Lines holding the string "Cream" are the ones to copy from this listing.

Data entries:
________________________________________

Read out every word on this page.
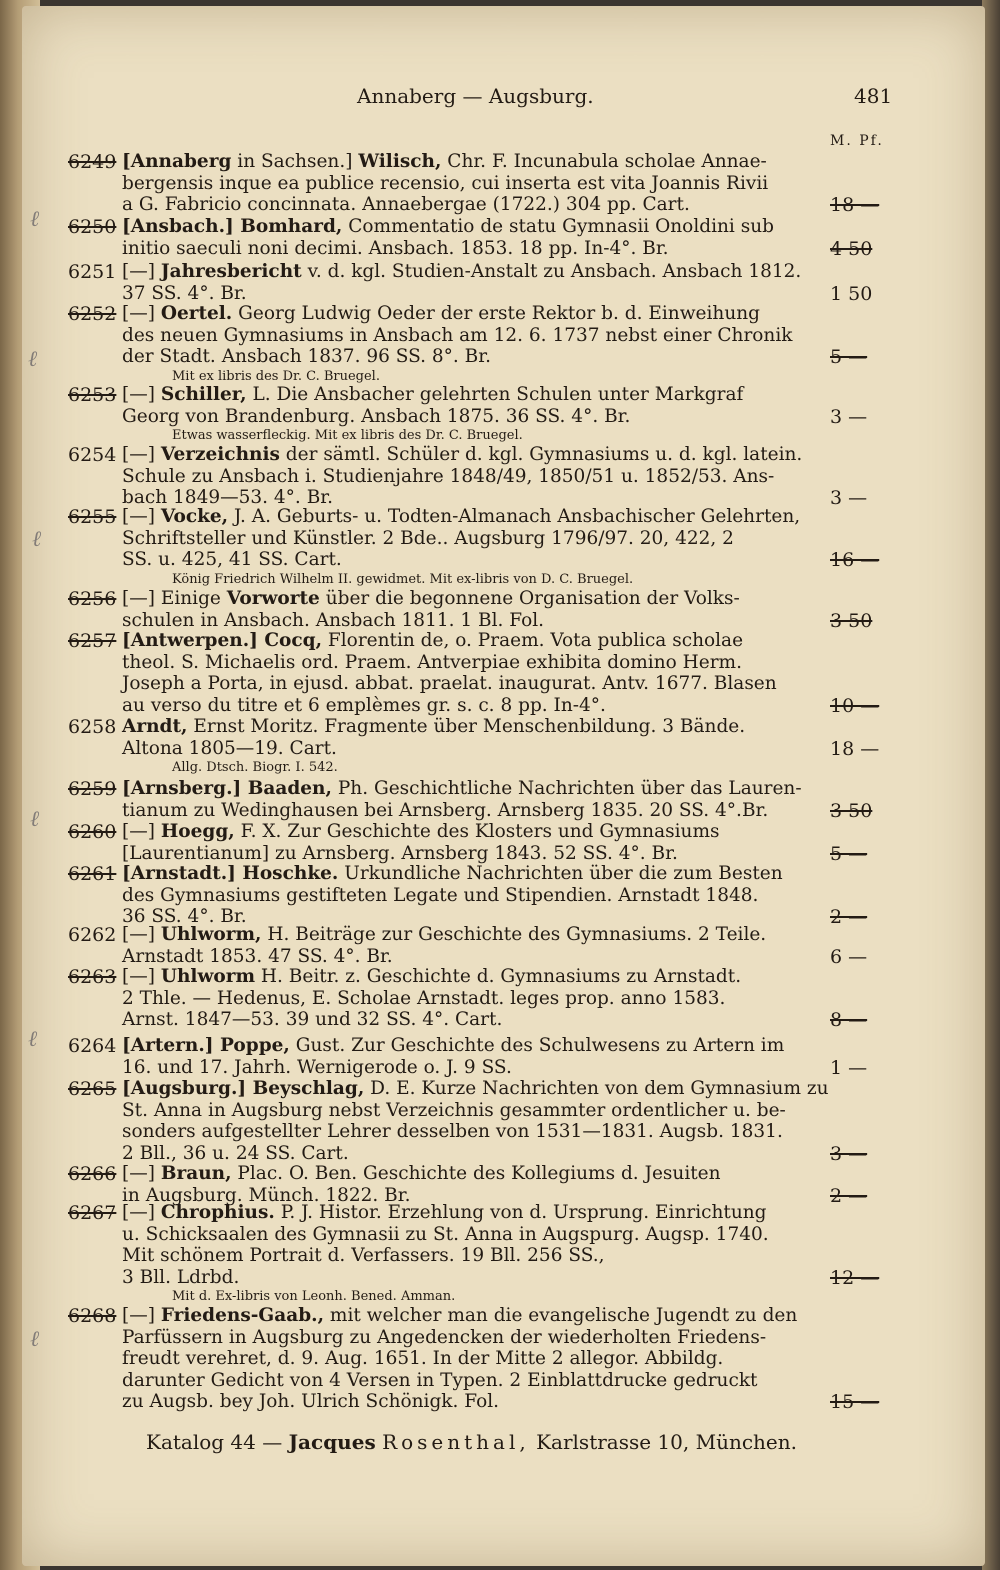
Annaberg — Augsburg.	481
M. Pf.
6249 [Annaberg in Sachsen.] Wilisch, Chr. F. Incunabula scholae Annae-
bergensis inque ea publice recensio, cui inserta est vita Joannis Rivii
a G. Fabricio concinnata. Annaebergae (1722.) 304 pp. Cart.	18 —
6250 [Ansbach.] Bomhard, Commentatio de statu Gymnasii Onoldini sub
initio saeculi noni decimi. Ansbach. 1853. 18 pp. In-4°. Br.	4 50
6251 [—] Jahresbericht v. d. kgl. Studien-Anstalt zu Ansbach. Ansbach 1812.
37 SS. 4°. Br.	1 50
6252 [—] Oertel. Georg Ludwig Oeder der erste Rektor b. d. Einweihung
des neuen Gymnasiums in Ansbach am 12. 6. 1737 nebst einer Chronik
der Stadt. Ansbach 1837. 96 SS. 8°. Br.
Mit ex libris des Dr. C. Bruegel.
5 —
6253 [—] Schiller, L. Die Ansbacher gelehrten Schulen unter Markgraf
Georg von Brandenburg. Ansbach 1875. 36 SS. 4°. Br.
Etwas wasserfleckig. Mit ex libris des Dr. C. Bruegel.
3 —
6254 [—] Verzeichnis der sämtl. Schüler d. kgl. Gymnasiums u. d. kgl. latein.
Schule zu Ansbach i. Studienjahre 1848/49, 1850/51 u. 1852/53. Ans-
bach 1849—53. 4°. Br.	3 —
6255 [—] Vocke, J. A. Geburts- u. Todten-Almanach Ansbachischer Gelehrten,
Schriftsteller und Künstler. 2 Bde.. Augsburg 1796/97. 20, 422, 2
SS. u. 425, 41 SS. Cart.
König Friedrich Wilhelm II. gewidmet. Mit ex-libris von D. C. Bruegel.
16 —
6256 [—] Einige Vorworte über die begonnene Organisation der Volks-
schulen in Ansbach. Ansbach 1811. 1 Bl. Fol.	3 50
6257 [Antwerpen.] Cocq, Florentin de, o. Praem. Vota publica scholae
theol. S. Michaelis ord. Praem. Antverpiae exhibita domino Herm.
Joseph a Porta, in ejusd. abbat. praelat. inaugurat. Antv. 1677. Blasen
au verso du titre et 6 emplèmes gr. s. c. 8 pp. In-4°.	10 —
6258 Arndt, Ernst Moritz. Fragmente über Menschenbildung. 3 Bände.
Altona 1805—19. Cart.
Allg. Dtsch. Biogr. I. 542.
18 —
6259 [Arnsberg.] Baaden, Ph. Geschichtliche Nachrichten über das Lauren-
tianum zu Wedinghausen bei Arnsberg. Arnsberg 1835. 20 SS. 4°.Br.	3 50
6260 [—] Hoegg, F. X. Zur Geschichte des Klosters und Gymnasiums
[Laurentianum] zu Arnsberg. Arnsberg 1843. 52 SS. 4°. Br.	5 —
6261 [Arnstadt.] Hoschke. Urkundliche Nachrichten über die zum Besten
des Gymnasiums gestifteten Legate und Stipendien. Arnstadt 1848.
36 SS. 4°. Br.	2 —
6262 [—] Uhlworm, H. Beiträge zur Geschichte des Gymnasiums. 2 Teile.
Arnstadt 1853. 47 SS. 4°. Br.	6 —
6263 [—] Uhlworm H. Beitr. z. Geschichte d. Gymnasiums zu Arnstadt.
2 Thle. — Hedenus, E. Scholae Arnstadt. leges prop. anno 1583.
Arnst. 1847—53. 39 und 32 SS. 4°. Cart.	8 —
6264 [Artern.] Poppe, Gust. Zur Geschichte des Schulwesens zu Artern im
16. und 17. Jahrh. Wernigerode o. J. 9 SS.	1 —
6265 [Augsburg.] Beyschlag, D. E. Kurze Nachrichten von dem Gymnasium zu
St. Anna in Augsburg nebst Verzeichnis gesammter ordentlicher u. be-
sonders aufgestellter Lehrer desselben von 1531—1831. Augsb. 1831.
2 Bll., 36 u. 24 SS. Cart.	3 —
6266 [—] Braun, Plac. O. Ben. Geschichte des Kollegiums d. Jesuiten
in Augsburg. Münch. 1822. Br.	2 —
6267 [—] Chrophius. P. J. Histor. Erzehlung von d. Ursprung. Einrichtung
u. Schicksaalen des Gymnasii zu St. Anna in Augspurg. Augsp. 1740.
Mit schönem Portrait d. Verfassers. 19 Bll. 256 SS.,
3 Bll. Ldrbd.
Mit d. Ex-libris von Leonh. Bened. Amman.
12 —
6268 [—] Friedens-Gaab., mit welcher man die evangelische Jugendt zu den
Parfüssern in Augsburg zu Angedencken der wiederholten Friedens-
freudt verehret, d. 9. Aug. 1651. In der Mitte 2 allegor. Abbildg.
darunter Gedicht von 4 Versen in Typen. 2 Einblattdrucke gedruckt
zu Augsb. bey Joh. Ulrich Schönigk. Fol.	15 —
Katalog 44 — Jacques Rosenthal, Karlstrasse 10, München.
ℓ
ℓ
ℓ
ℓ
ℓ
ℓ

________________________________________

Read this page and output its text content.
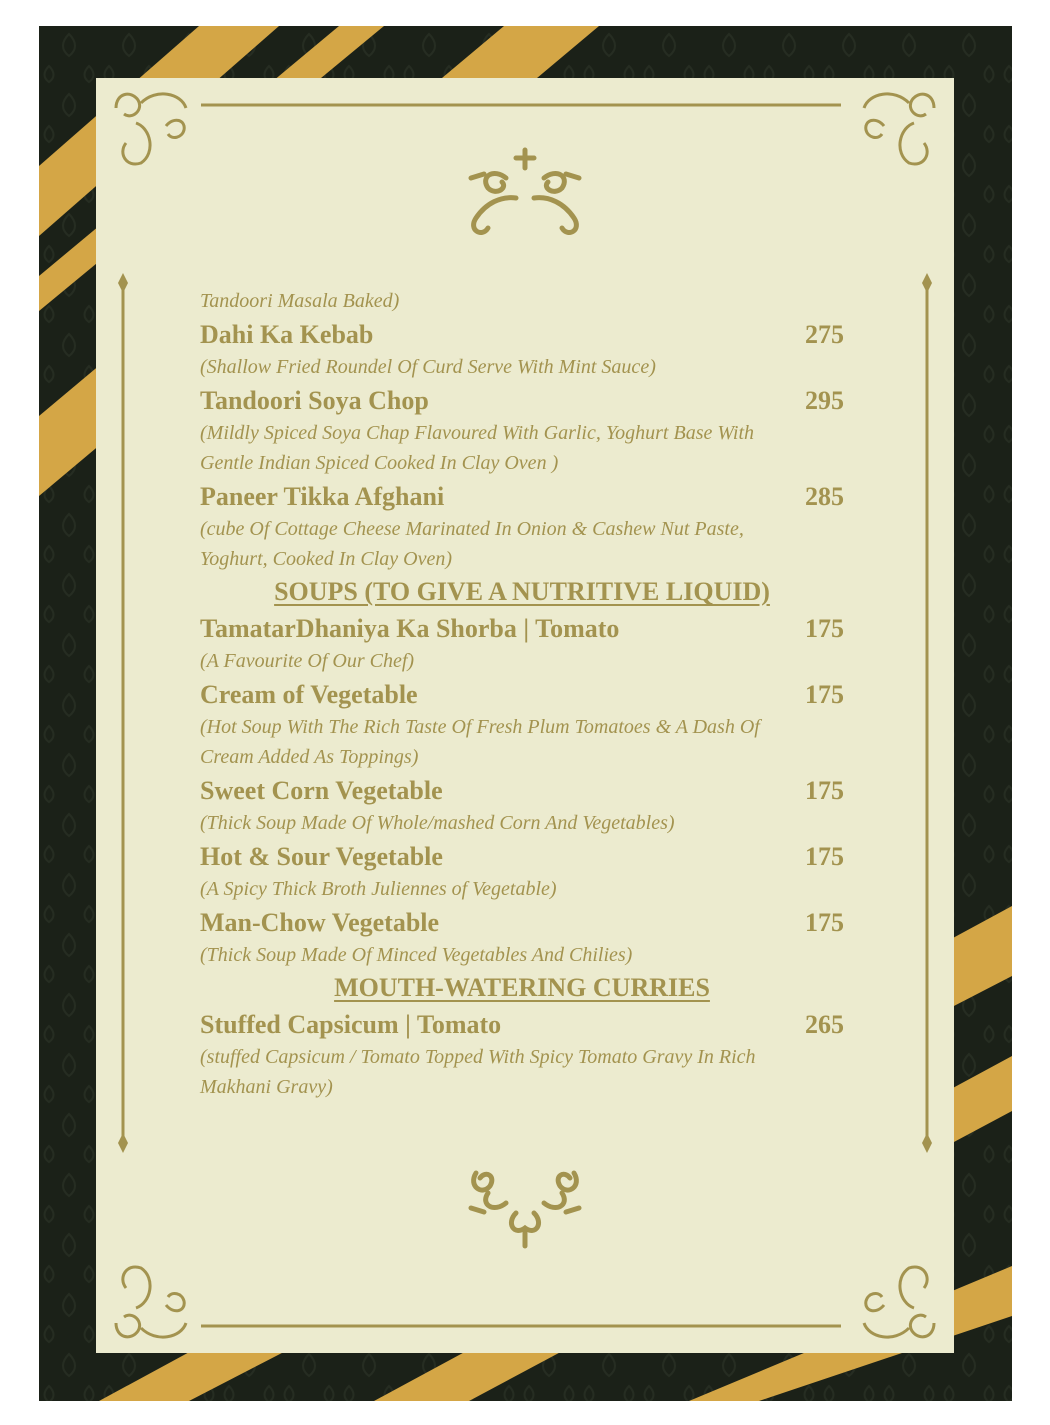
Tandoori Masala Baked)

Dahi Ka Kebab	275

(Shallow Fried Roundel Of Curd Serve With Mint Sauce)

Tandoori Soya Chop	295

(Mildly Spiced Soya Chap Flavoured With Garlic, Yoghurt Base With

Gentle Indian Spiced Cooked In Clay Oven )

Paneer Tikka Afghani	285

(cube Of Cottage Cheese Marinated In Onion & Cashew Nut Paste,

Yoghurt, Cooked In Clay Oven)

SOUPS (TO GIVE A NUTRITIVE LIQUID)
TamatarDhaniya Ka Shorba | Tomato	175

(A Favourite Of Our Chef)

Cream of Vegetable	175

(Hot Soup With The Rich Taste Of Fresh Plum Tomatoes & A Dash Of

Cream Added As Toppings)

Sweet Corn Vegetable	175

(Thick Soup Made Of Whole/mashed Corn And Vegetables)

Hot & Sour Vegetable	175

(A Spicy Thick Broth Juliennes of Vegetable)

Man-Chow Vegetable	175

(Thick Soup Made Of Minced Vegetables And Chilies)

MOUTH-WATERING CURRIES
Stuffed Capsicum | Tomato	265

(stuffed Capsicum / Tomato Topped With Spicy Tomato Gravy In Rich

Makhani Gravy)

________________________________________

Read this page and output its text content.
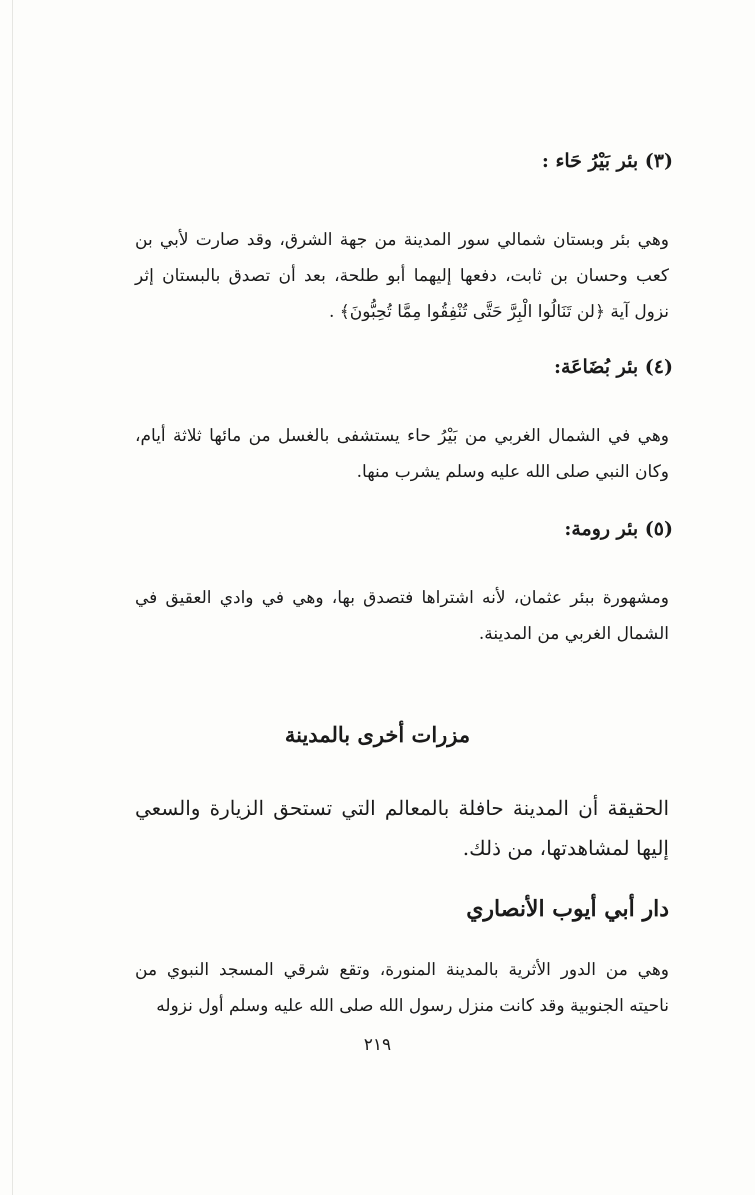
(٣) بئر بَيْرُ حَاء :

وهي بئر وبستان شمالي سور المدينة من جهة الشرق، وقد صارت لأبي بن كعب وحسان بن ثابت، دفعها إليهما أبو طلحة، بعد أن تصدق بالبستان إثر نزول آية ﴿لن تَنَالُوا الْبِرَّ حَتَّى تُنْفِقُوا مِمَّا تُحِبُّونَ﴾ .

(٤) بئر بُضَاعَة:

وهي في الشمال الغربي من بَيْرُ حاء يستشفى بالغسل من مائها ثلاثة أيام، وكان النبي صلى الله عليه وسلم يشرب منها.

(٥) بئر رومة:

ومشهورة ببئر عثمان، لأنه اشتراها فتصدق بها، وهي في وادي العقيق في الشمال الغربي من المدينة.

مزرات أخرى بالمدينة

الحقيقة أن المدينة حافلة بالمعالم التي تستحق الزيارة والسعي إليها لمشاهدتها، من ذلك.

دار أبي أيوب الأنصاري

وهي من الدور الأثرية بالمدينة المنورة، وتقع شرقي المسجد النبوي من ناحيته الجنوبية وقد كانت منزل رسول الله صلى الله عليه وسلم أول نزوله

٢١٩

________________________________________

COMPLETE RESPONSE:
Cream of Vegetable	175
Cream Added As Toppings)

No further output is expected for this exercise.